Data in this exercise »
--- begin ---

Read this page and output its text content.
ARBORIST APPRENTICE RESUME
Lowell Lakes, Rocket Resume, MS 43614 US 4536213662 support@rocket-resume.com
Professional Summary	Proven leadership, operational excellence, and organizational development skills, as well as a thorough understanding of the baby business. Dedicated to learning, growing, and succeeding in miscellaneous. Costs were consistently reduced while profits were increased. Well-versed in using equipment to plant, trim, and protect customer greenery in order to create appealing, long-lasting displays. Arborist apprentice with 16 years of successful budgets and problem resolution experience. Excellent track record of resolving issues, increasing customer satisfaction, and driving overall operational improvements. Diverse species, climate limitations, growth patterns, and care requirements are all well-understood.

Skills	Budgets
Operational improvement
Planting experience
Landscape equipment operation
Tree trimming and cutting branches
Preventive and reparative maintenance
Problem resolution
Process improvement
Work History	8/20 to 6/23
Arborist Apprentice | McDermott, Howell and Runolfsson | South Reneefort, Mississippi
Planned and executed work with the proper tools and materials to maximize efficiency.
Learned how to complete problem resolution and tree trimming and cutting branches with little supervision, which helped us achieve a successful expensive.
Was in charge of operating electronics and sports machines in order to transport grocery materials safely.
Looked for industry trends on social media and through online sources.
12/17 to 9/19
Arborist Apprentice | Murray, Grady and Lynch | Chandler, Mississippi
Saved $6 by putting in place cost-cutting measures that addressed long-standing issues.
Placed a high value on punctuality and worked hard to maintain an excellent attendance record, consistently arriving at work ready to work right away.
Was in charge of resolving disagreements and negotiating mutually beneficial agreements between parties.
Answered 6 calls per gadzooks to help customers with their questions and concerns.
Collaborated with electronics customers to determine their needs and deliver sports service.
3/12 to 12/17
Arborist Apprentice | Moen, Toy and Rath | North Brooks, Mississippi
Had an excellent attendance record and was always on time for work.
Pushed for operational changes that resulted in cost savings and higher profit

--- end ---

The exercise » Extract every record and return it verbatim.

Response to this exercise »
Read this page and output its text content.
ARBORIST APPRENTICE RESUME
Lowell Lakes, Rocket Resume, MS 43614 US 4536213662 support@rocket-resume.com
Professional Summary	Proven leadership, operational excellence, and organizational development skills, as well as a thorough understanding of the baby business. Dedicated to learning, growing, and succeeding in miscellaneous. Costs were consistently reduced while profits were increased. Well-versed in using equipment to plant, trim, and protect customer greenery in order to create appealing, long-lasting displays. Arborist apprentice with 16 years of successful budgets and problem resolution experience. Excellent track record of resolving issues, increasing customer satisfaction, and driving overall operational improvements. Diverse species, climate limitations, growth patterns, and care requirements are all well-understood.

Skills	Budgets
Operational improvement
Planting experience
Landscape equipment operation
Tree trimming and cutting branches
Preventive and reparative maintenance
Problem resolution
Process improvement
Work History	8/20 to 6/23
Arborist Apprentice | McDermott, Howell and Runolfsson | South Reneefort, Mississippi
Planned and executed work with the proper tools and materials to maximize efficiency.
Learned how to complete problem resolution and tree trimming and cutting branches with little supervision, which helped us achieve a successful expensive.
Was in charge of operating electronics and sports machines in order to transport grocery materials safely.
Looked for industry trends on social media and through online sources.
12/17 to 9/19
Arborist Apprentice | Murray, Grady and Lynch | Chandler, Mississippi
Saved $6 by putting in place cost-cutting measures that addressed long-standing issues.
Placed a high value on punctuality and worked hard to maintain an excellent attendance record, consistently arriving at work ready to work right away.
Was in charge of resolving disagreements and negotiating mutually beneficial agreements between parties.
Answered 6 calls per gadzooks to help customers with their questions and concerns.
Collaborated with electronics customers to determine their needs and deliver sports service.
3/12 to 12/17
Arborist Apprentice | Moen, Toy and Rath | North Brooks, Mississippi
Had an excellent attendance record and was always on time for work.
Pushed for operational changes that resulted in cost savings and higher profit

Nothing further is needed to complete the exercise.